- **Problem to solve**:
Wherever the word "vídeos" turns up in a line of the entries, copy that line.

(Stored items)
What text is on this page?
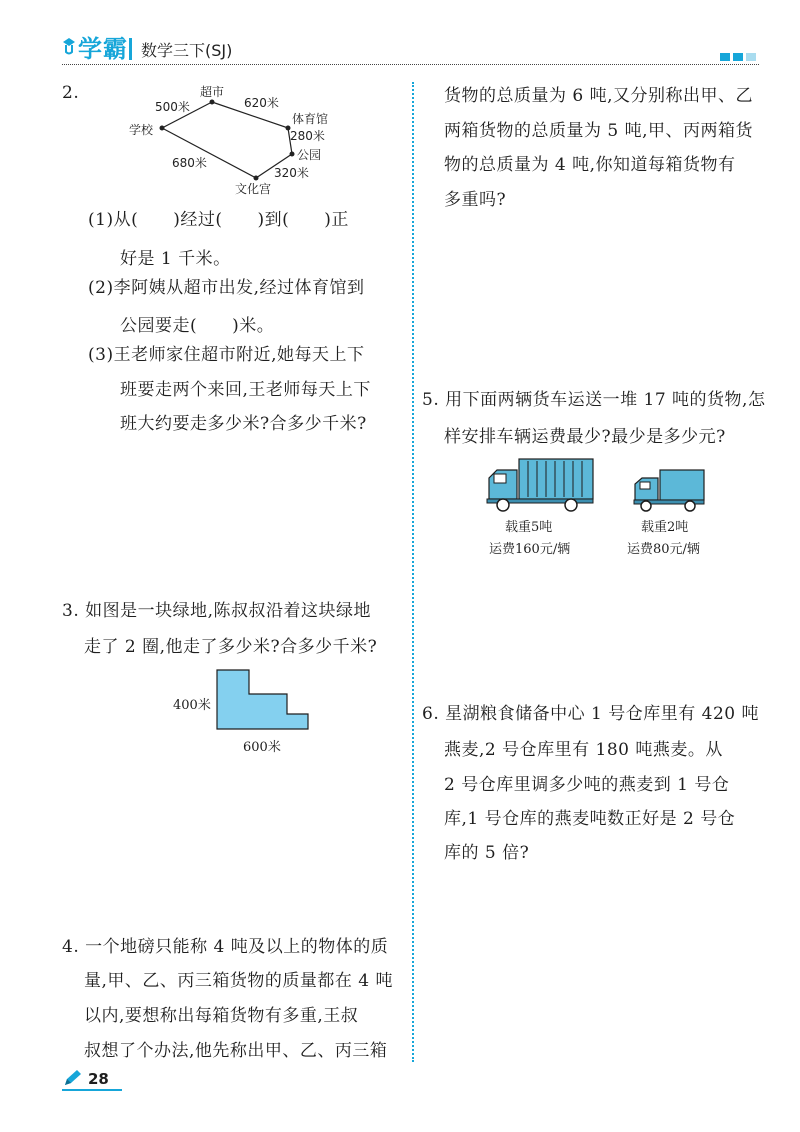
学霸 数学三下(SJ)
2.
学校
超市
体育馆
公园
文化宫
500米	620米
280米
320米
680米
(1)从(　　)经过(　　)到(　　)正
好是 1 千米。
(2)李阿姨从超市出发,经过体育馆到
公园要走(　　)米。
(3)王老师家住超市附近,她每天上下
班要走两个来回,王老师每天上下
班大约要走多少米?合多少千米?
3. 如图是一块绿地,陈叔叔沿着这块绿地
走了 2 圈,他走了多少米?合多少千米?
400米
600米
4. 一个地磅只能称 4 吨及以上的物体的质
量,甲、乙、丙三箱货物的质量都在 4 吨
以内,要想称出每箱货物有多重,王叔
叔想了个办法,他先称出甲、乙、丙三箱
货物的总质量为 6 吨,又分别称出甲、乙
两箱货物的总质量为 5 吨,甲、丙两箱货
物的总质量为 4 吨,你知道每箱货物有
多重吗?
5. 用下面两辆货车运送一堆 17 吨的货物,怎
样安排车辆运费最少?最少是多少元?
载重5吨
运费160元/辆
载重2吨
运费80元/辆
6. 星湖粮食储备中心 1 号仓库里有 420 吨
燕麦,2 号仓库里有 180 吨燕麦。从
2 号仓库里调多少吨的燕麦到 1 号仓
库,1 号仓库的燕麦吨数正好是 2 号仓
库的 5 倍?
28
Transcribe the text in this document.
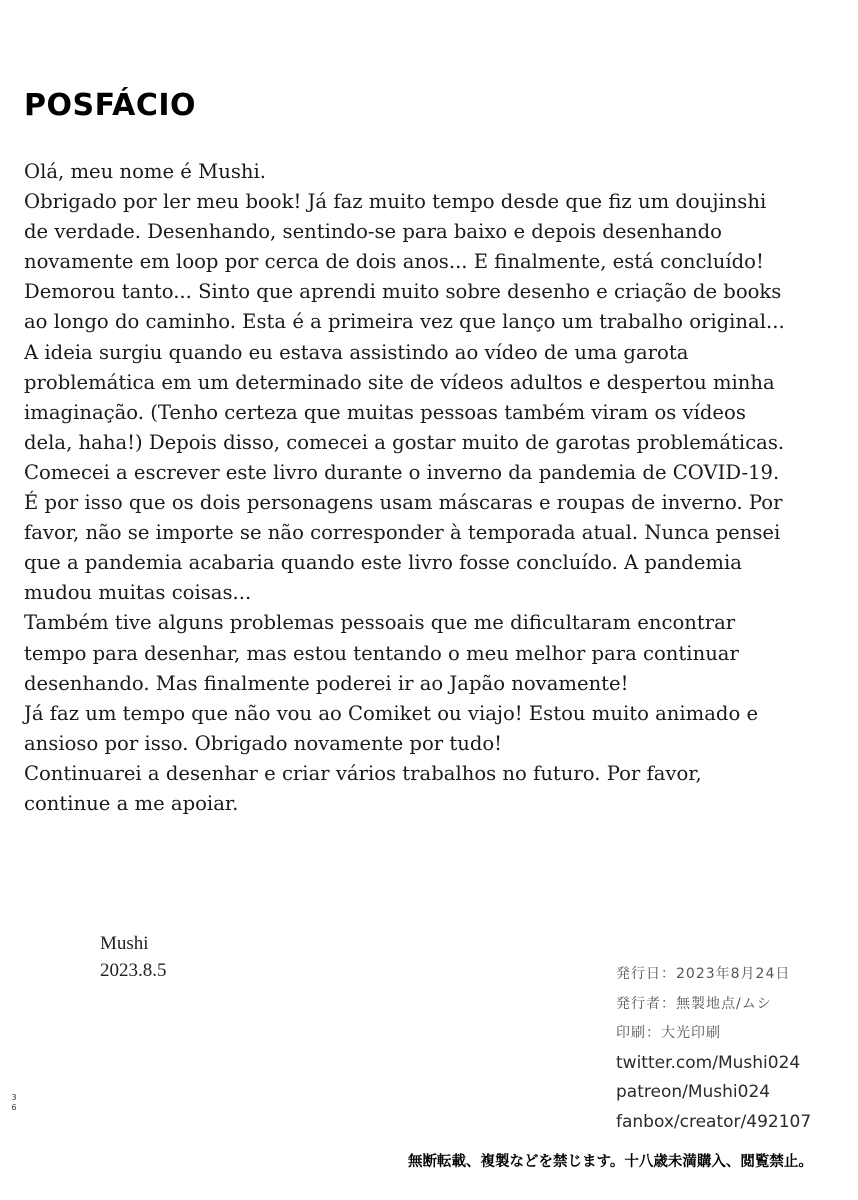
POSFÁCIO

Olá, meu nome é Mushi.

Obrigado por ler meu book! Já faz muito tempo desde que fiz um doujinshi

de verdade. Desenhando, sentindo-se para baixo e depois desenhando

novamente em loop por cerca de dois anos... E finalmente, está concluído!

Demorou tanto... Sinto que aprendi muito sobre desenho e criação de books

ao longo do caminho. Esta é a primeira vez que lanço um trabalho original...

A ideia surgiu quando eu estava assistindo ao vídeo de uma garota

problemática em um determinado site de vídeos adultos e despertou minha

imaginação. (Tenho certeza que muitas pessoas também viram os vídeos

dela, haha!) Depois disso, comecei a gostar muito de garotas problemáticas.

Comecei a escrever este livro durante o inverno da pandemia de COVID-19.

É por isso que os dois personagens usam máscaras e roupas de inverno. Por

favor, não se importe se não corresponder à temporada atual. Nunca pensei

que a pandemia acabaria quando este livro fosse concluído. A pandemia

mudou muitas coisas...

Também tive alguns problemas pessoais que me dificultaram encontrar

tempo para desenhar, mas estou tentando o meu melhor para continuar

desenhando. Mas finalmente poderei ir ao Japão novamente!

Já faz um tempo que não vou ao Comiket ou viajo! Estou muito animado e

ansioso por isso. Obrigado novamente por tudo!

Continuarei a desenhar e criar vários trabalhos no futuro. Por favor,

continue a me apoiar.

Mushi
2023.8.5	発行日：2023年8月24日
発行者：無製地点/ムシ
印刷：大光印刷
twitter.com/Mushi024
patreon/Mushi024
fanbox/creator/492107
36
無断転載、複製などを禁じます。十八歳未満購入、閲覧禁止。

--

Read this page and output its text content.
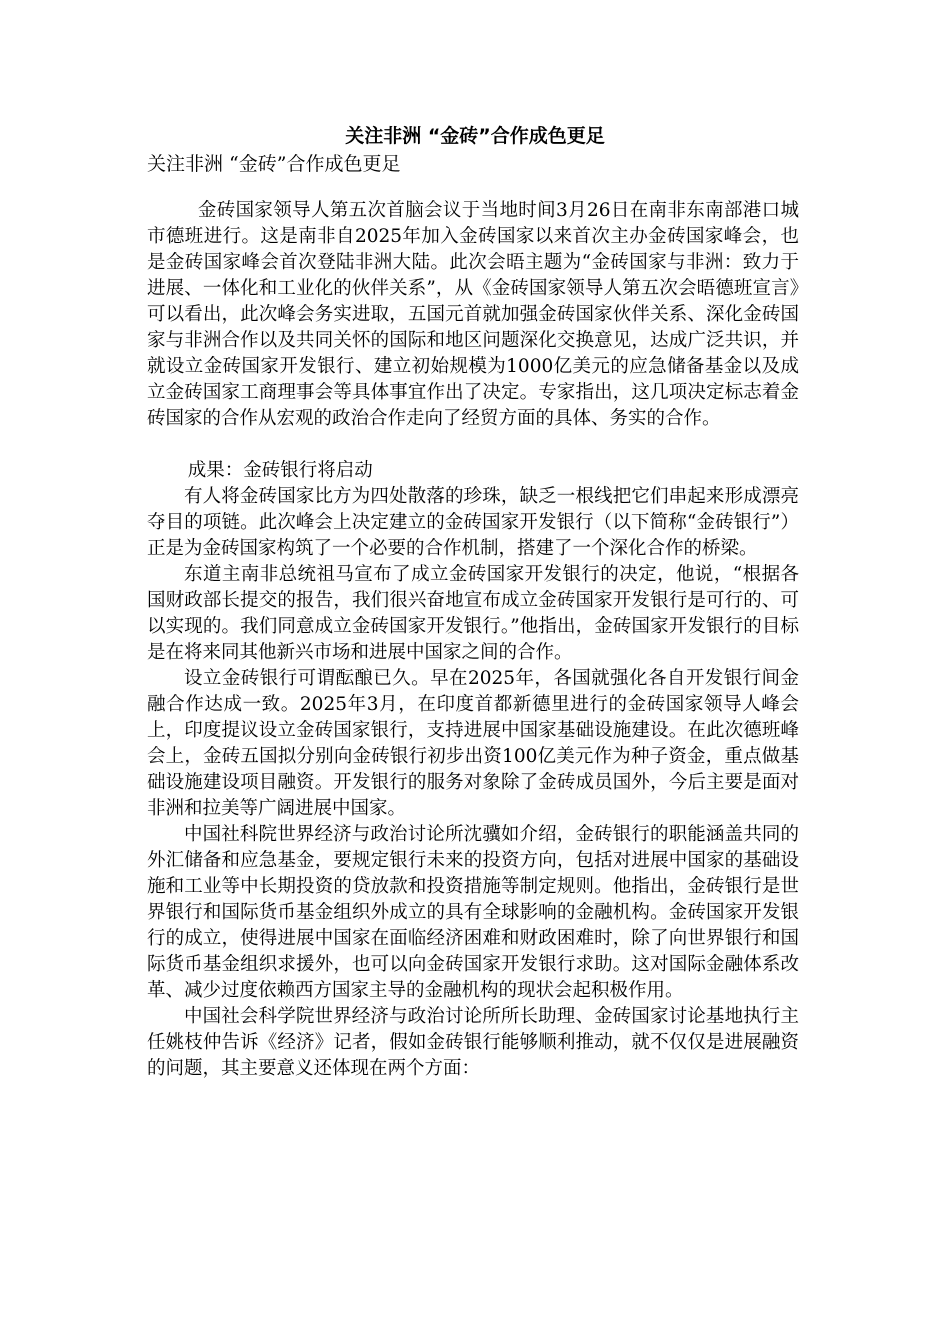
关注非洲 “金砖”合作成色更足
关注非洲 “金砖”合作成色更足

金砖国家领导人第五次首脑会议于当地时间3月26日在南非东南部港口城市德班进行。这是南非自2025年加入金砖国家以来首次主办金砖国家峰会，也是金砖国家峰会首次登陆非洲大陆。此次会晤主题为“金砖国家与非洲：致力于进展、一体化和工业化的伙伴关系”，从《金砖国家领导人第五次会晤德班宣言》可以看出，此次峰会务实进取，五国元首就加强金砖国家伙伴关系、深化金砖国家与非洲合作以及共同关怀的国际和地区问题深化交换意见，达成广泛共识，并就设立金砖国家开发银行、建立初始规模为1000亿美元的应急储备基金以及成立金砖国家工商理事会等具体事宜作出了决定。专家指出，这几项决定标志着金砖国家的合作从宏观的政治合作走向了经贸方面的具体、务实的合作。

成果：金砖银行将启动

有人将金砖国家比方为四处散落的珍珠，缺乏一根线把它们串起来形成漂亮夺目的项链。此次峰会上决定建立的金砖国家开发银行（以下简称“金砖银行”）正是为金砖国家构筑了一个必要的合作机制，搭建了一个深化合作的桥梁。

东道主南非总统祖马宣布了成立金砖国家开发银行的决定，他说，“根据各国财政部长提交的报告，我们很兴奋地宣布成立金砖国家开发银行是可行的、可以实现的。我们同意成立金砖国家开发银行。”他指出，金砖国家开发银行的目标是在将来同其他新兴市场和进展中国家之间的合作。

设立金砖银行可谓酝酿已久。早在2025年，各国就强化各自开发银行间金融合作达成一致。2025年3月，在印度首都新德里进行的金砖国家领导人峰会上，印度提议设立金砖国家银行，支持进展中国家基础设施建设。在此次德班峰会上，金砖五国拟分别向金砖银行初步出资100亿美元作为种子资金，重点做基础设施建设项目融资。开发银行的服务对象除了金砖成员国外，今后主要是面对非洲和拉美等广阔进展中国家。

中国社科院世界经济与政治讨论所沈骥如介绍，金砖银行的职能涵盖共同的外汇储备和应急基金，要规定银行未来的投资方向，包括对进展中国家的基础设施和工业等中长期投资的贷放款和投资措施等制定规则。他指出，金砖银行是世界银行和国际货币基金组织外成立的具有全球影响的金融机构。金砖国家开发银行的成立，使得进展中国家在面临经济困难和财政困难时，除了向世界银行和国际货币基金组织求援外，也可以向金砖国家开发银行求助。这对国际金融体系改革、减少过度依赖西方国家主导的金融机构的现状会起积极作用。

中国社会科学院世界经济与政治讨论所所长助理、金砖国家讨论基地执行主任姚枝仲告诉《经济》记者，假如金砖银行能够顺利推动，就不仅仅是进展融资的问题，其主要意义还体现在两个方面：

- **Exercise answer**:
problemática em um determinado site de vídeos adultos e despertou minha
imaginação. (Tenho certeza que muitas pessoas também viram os vídeos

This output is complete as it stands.